▶ Exercise goal
Your answer should be a single number: the count of lines holding the word "Effectiveness".

========

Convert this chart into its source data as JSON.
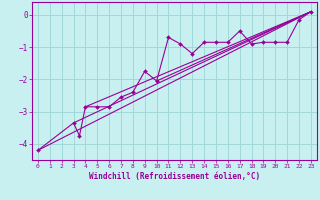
{
  "xlabel": "Windchill (Refroidissement éolien,°C)",
  "bg_color": "#c8f0f0",
  "line_color": "#990099",
  "grid_color": "#a0d8d8",
  "xlim": [
    -0.5,
    23.5
  ],
  "ylim": [
    -4.5,
    0.4
  ],
  "xticks": [
    0,
    1,
    2,
    3,
    4,
    5,
    6,
    7,
    8,
    9,
    10,
    11,
    12,
    13,
    14,
    15,
    16,
    17,
    18,
    19,
    20,
    21,
    22,
    23
  ],
  "yticks": [
    0,
    -1,
    -2,
    -3,
    -4
  ],
  "series": [
    [
      0,
      -4.2
    ],
    [
      3,
      -3.35
    ],
    [
      3.5,
      -3.75
    ],
    [
      4,
      -2.85
    ],
    [
      5,
      -2.85
    ],
    [
      6,
      -2.85
    ],
    [
      7,
      -2.55
    ],
    [
      8,
      -2.4
    ],
    [
      9,
      -1.75
    ],
    [
      10,
      -2.05
    ],
    [
      11,
      -0.7
    ],
    [
      12,
      -0.9
    ],
    [
      13,
      -1.2
    ],
    [
      14,
      -0.85
    ],
    [
      15,
      -0.85
    ],
    [
      16,
      -0.85
    ],
    [
      17,
      -0.5
    ],
    [
      18,
      -0.9
    ],
    [
      19,
      -0.85
    ],
    [
      20,
      -0.85
    ],
    [
      21,
      -0.85
    ],
    [
      22,
      -0.15
    ],
    [
      23,
      0.1
    ]
  ],
  "straight_lines": [
    [
      [
        0,
        -4.2
      ],
      [
        23,
        0.1
      ]
    ],
    [
      [
        3,
        -3.35
      ],
      [
        23,
        0.1
      ]
    ],
    [
      [
        4,
        -2.85
      ],
      [
        23,
        0.1
      ]
    ],
    [
      [
        10,
        -2.05
      ],
      [
        23,
        0.1
      ]
    ]
  ]
}
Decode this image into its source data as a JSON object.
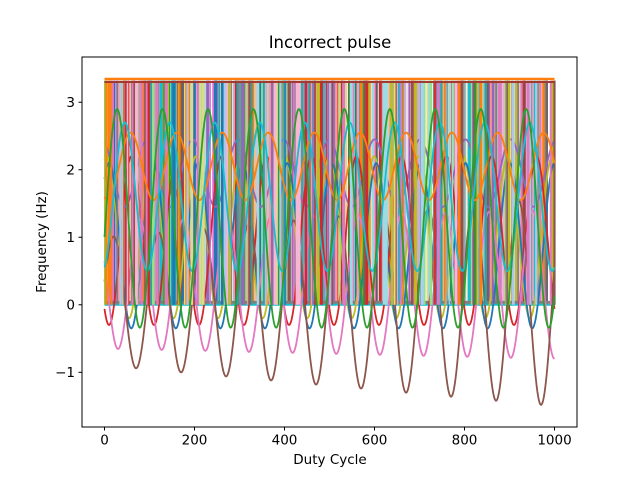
{
  "window": {
    "background": "#ffffff"
  },
  "chart_data": {
    "type": "line",
    "title": "Incorrect pulse",
    "xlabel": "Duty Cycle",
    "ylabel": "Frequency (Hz)",
    "x_range": [
      0,
      1000
    ],
    "xlim": [
      -50,
      1050
    ],
    "ylim": [
      -1.81,
      3.67
    ],
    "grid": false,
    "legend": "none",
    "xticks": [
      {
        "v": 0,
        "label": "0"
      },
      {
        "v": 200,
        "label": "200"
      },
      {
        "v": 400,
        "label": "400"
      },
      {
        "v": 600,
        "label": "600"
      },
      {
        "v": 800,
        "label": "800"
      },
      {
        "v": 1000,
        "label": "1000"
      }
    ],
    "yticks": [
      {
        "v": -1,
        "label": "−1"
      },
      {
        "v": 0,
        "label": "0"
      },
      {
        "v": 1,
        "label": "1"
      },
      {
        "v": 2,
        "label": "2"
      },
      {
        "v": 3,
        "label": "3"
      }
    ],
    "pulse_band": {
      "description": "dense square-pulse trains rendered as vertical edges between low and high",
      "low": 0,
      "high": 3.32,
      "x_start": 0,
      "x_end": 1000,
      "seed": 1337,
      "back_count": 520,
      "front_count": 160,
      "min_width": 1.1,
      "max_width": 3.2,
      "end_edge_color": "#8c564b",
      "colors": [
        "#1f77b4",
        "#ff7f0e",
        "#2ca02c",
        "#d62728",
        "#9467bd",
        "#8c564b",
        "#e377c2",
        "#7f7f7f",
        "#bcbd22",
        "#17becf",
        "#aec7e8",
        "#98df8a",
        "#c5b0d5",
        "#ff9896",
        "#da70d6",
        "#c49c94",
        "#f7b6d2",
        "#9edae5",
        "#dbdb8d",
        "#20a8b0"
      ]
    },
    "baselines": {
      "bottom": [
        {
          "y": 0.035,
          "color": "#7f7f7f",
          "w": 3
        },
        {
          "y": 0.0,
          "color": "#17becf",
          "w": 2
        }
      ],
      "top": [
        {
          "y": 3.3,
          "color": "#a33a30",
          "w": 2
        },
        {
          "y": 3.345,
          "color": "#ff7f0e",
          "w": 2.4
        }
      ]
    },
    "series": [
      {
        "name": "purple-wave",
        "color": "#9467bd",
        "center": 1.95,
        "amp_start": 0.5,
        "amp_end": 0.5,
        "period": 101,
        "peak_x": 95,
        "layer": "back"
      },
      {
        "name": "olive-wave",
        "color": "#bcbd22",
        "center": 1.0,
        "amp_start": 1.2,
        "amp_end": 1.2,
        "period": 99,
        "peak_x": 5,
        "layer": "back"
      },
      {
        "name": "blue-wave",
        "color": "#1f77b4",
        "center": 0.875,
        "amp_start": 1.225,
        "amp_end": 1.225,
        "period": 99,
        "peak_x": 10,
        "layer": "back"
      },
      {
        "name": "red-wave",
        "color": "#d62728",
        "center": 0.95,
        "amp_start": 1.25,
        "amp_end": 1.25,
        "period": 100,
        "peak_x": 60,
        "layer": "back"
      },
      {
        "name": "pink-wave",
        "color": "#e377c2",
        "center": 0.3,
        "amp_start": 0.95,
        "amp_end": 1.1,
        "period": 97,
        "peak_x": 78.5,
        "layer": "back"
      },
      {
        "name": "brown-wave",
        "color": "#8c564b",
        "center": 0.05,
        "amp_start": 0.95,
        "amp_end": 1.55,
        "period": 100,
        "peak_x": 20,
        "layer": "back"
      },
      {
        "name": "orange-wave",
        "color": "#ff7f0e",
        "center": 2.05,
        "amp_start": 0.5,
        "amp_end": 0.5,
        "period": 102,
        "peak_x": 58,
        "layer": "front"
      },
      {
        "name": "cyan-wave",
        "color": "#17becf",
        "center": 1.6,
        "amp_start": 1.1,
        "amp_end": 1.1,
        "period": 100,
        "peak_x": 45,
        "layer": "front"
      },
      {
        "name": "green-wave",
        "color": "#2ca02c",
        "center": 1.28,
        "amp_start": 1.62,
        "amp_end": 1.62,
        "period": 101,
        "peak_x": 28,
        "layer": "front"
      }
    ],
    "sample_step": 2,
    "axis_color": "#000000",
    "tick_font_px": 13.5
  }
}
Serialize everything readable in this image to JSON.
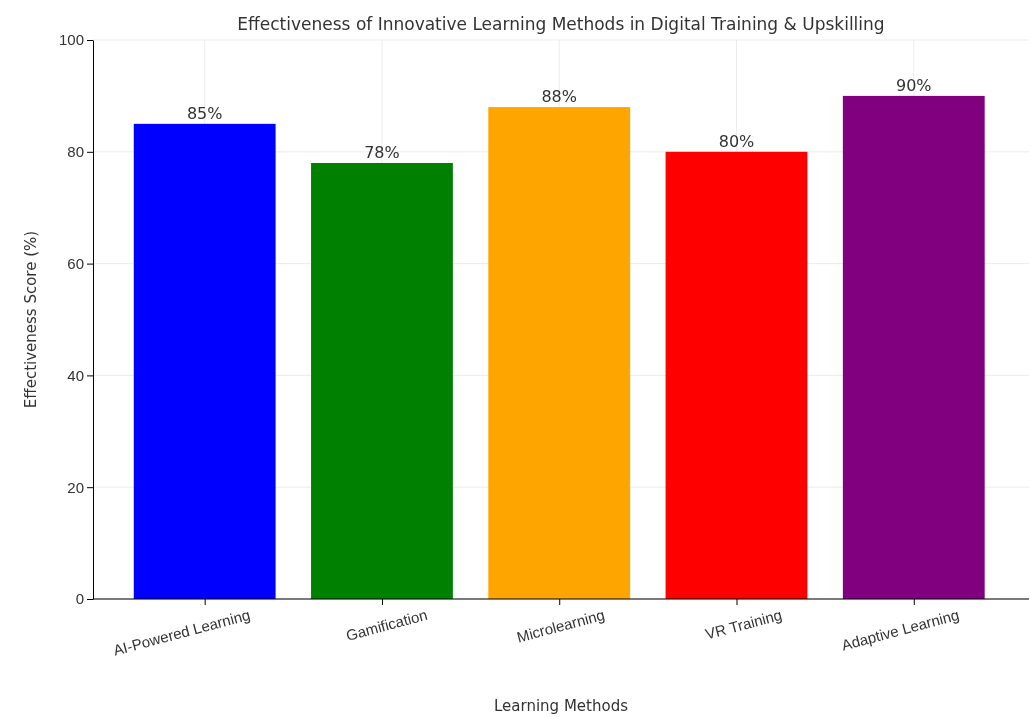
{
  "chart_data": {
    "type": "bar",
    "title": "Effectiveness of Innovative Learning Methods in Digital Training & Upskilling",
    "xlabel": "Learning Methods",
    "ylabel": "Effectiveness Score (%)",
    "categories": [
      "AI-Powered Learning",
      "Gamification",
      "Microlearning",
      "VR Training",
      "Adaptive Learning"
    ],
    "values": [
      85,
      78,
      88,
      80,
      90
    ],
    "colors": [
      "#0000ff",
      "#008000",
      "#ffa500",
      "#ff0000",
      "#800080"
    ],
    "value_labels": [
      "85%",
      "78%",
      "88%",
      "80%",
      "90%"
    ],
    "ylim": [
      0,
      100
    ],
    "yticks": [
      0,
      20,
      40,
      60,
      80,
      100
    ],
    "grid": true
  }
}
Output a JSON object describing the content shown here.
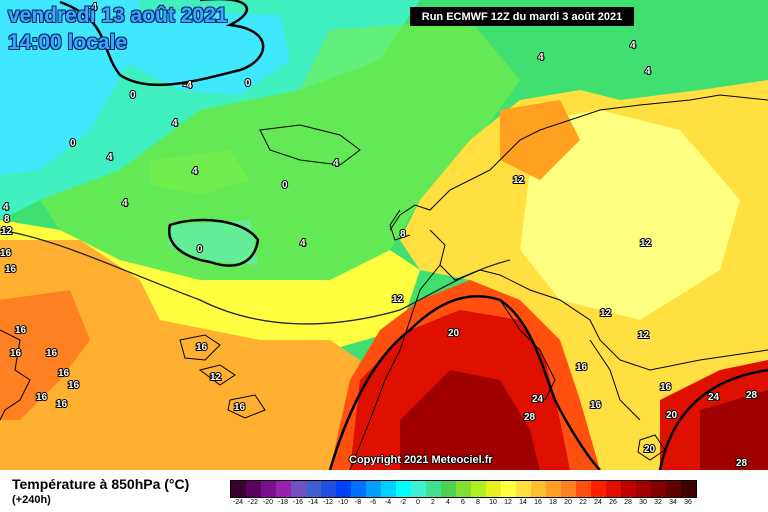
{
  "map": {
    "title_date": "vendredi 13 août 2021",
    "title_time": "14:00 locale",
    "run_info": "Run ECMWF 12Z du mardi 3 août 2021",
    "copyright": "Copyright 2021 Meteociel.fr",
    "isotherm_labels": [
      "-4",
      "0",
      "4",
      "8",
      "12",
      "16",
      "20",
      "24",
      "28"
    ]
  },
  "legend": {
    "title": "Température à 850hPa (°C)",
    "subtitle": "(+240h)",
    "unit": "°C",
    "ticks": [
      "-24",
      "-22",
      "-20",
      "-18",
      "-16",
      "-14",
      "-12",
      "-10",
      "-8",
      "-6",
      "-4",
      "-2",
      "0",
      "2",
      "4",
      "6",
      "8",
      "10",
      "12",
      "14",
      "16",
      "18",
      "20",
      "22",
      "24",
      "26",
      "28",
      "30",
      "32",
      "34",
      "36"
    ],
    "colors": [
      "#3a0030",
      "#5a0060",
      "#7a1090",
      "#9a20b0",
      "#7050c0",
      "#4060d0",
      "#2050e0",
      "#0040ff",
      "#0070ff",
      "#00a0ff",
      "#00d0ff",
      "#00ffff",
      "#40f0d0",
      "#40e090",
      "#50d050",
      "#80e030",
      "#b0f020",
      "#e8f020",
      "#ffff40",
      "#ffe040",
      "#ffc030",
      "#ffa020",
      "#ff8020",
      "#ff5010",
      "#ff2000",
      "#e01000",
      "#c00000",
      "#a00000",
      "#800000",
      "#600000",
      "#400000"
    ]
  },
  "palette": {
    "cyan": "#40e8ff",
    "aqua": "#40f0c0",
    "green": "#40e070",
    "lime": "#80f040",
    "yellow": "#ffff40",
    "pale_yellow": "#ffff80",
    "orange": "#ffb030",
    "dark_orange": "#ff8020",
    "red": "#ff3000",
    "dark_red": "#c00000",
    "coast": "#000000"
  }
}
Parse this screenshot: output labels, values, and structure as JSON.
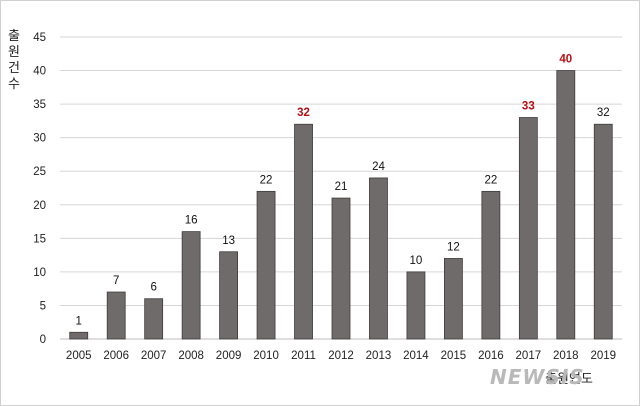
{
  "chart_data": {
    "type": "bar",
    "categories": [
      "2005",
      "2006",
      "2007",
      "2008",
      "2009",
      "2010",
      "2011",
      "2012",
      "2013",
      "2014",
      "2015",
      "2016",
      "2017",
      "2018",
      "2019"
    ],
    "values": [
      1,
      7,
      6,
      16,
      13,
      22,
      32,
      21,
      24,
      10,
      12,
      22,
      33,
      40,
      32
    ],
    "highlighted_categories": [
      "2011",
      "2017",
      "2018"
    ],
    "title": "",
    "xlabel": "출원연도",
    "ylabel": "출원건수",
    "ylim": [
      0,
      45
    ],
    "yticks": [
      "0",
      "5",
      "10",
      "15",
      "20",
      "25",
      "30",
      "35",
      "40",
      "45"
    ],
    "grid": "horizontal",
    "legend": "none"
  },
  "colors": {
    "bar": "#6f6b6a",
    "bar_edge": "#3e3b3a",
    "highlight_label": "#b80f14",
    "grid": "#d6d6d6"
  },
  "watermark": "NEWSIS"
}
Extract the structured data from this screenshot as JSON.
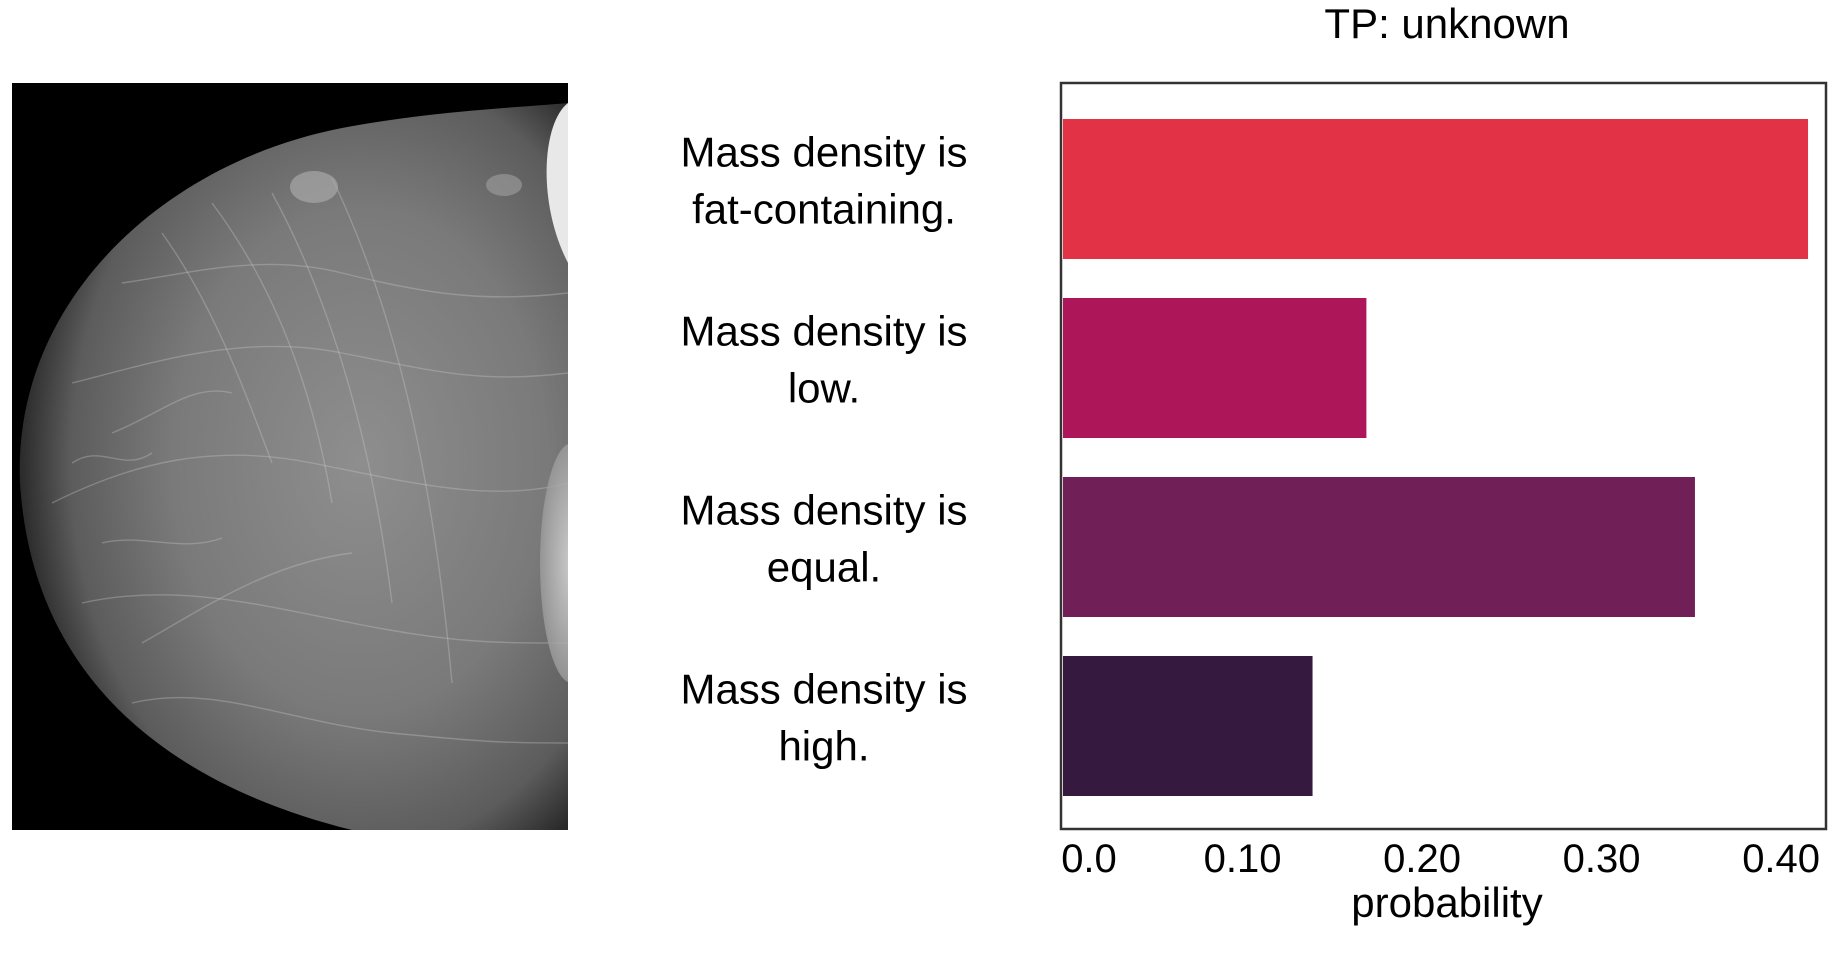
{
  "image": {
    "subject": "mammogram",
    "colors": {
      "background": "#000000",
      "tissue": "#8a8a8a"
    }
  },
  "chart_data": {
    "type": "bar",
    "orientation": "horizontal",
    "title": "TP: unknown",
    "xlabel": "probability",
    "ylabel": "",
    "categories": [
      [
        "Mass density is",
        "fat-containing."
      ],
      [
        "Mass density is",
        "low."
      ],
      [
        "Mass density is",
        "equal."
      ],
      [
        "Mass density is",
        "high."
      ]
    ],
    "values": [
      0.415,
      0.169,
      0.352,
      0.139
    ],
    "colors": [
      "#e13345",
      "#ad1759",
      "#701f57",
      "#35193e"
    ],
    "xlim": [
      0.0,
      0.425
    ],
    "xticks": [
      0.0,
      0.1,
      0.2,
      0.3,
      0.4
    ],
    "xtick_labels": [
      "0.0",
      "0.10",
      "0.20",
      "0.30",
      "0.40"
    ],
    "grid": false,
    "legend": "none"
  }
}
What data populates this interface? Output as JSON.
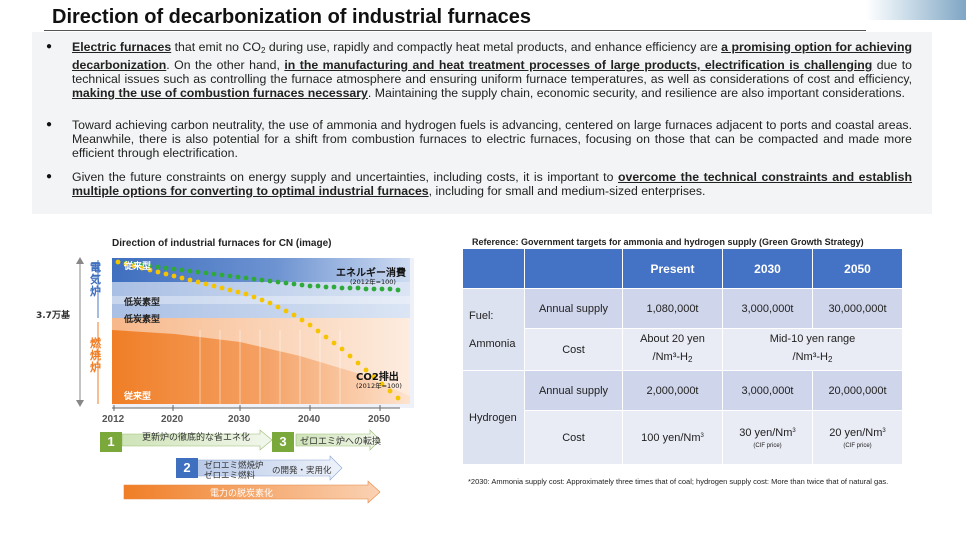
{
  "header": {
    "title": "Direction of decarbonization of industrial furnaces"
  },
  "bullets": {
    "b1": {
      "u1": "Electric furnaces",
      "t1": " that emit no CO",
      "sub1": "2",
      "t2": " during use, rapidly and compactly heat metal products, and enhance efficiency are ",
      "u2": "a promising option for achieving decarbonization",
      "t3": ". On the other hand, ",
      "u3": "in the manufacturing and heat treatment processes of large products, electrification is challenging",
      "t4": " due to technical issues such as controlling the furnace atmosphere and ensuring uniform furnace temperatures, as well as considerations of cost and efficiency, ",
      "u4": "making the use of combustion furnaces necessary",
      "t5": ". Maintaining the supply chain, economic security, and resilience are also important considerations."
    },
    "b2": {
      "text": "Toward achieving carbon neutrality, the use of ammonia and hydrogen fuels is advancing, centered on large furnaces adjacent to ports and coastal areas. Meanwhile, there is also potential for a shift from combustion furnaces to electric furnaces, focusing on those that can be compacted and made more efficient through electrification."
    },
    "b3": {
      "t1": "Given the future constraints on energy supply and uncertainties, including costs, it is important to ",
      "u1": "overcome the technical constraints and establish multiple options for converting to optimal industrial furnaces",
      "t2": ", including for small and medium-sized enterprises."
    }
  },
  "chart": {
    "title": "Direction of industrial furnaces for CN (image)",
    "electric_label": "電気炉",
    "combustion_label": "燃焼炉",
    "total_label": "3.7万基",
    "conventional_top": "従来型",
    "low_carbon_1": "低炭素型",
    "low_carbon_2": "低炭素型",
    "conventional_bottom": "従来型",
    "energy_label": "エネルギー消費",
    "energy_sub": "(2012年=100)",
    "co2_label": "CO2排出",
    "co2_sub": "(2012年=100)",
    "years": [
      "2012",
      "2020",
      "2030",
      "2040",
      "2050"
    ],
    "steps": {
      "s1_num": "1",
      "s1_text": "更新炉の徹底的な省エネ化",
      "s3_num": "3",
      "s3_text": "ゼロエミ炉への転換",
      "s2_num": "2",
      "s2_line1": "ゼロエミ燃焼炉",
      "s2_line2": "ゼロエミ燃料",
      "s2_tail": "の開発・実用化",
      "power_text": "電力の脱炭素化"
    },
    "colors": {
      "electric_blue": "#4a78c2",
      "combustion_orange": "#f07e26",
      "dots_green": "#2eaa3a",
      "dots_yellow": "#f5c400",
      "step_green": "#7aa83a",
      "step_blue": "#3f6fbf"
    }
  },
  "reference": {
    "title": "Reference: Government targets for ammonia and hydrogen supply (Green Growth Strategy)",
    "headers": [
      "Present",
      "2030",
      "2050"
    ],
    "ammonia": {
      "group_line1": "Fuel:",
      "group_line2": "Ammonia",
      "supply_label": "Annual supply",
      "supply": [
        "1,080,000t",
        "3,000,000t",
        "30,000,000t"
      ],
      "cost_label": "Cost",
      "cost_present_1": "About 20 yen",
      "cost_present_2": "/Nm³-H",
      "cost_present_sub": "2",
      "cost_future_1": "Mid-10 yen range",
      "cost_future_2": "/Nm³-H",
      "cost_future_sub": "2"
    },
    "hydrogen": {
      "group": "Hydrogen",
      "supply_label": "Annual supply",
      "supply": [
        "2,000,000t",
        "3,000,000t",
        "20,000,000t"
      ],
      "cost_label": "Cost",
      "cost_present": "100 yen/Nm",
      "cost_present_sup": "3",
      "cost_2030": "30 yen/Nm",
      "cost_2030_sup": "3",
      "cost_2030_note": "(CIF price)",
      "cost_2050": "20 yen/Nm",
      "cost_2050_sup": "3",
      "cost_2050_note": "(CIF price)"
    },
    "footnote": "*2030: Ammonia supply cost: Approximately three times that of coal; hydrogen supply cost: More than twice that of natural gas."
  }
}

========

▶ Task output
2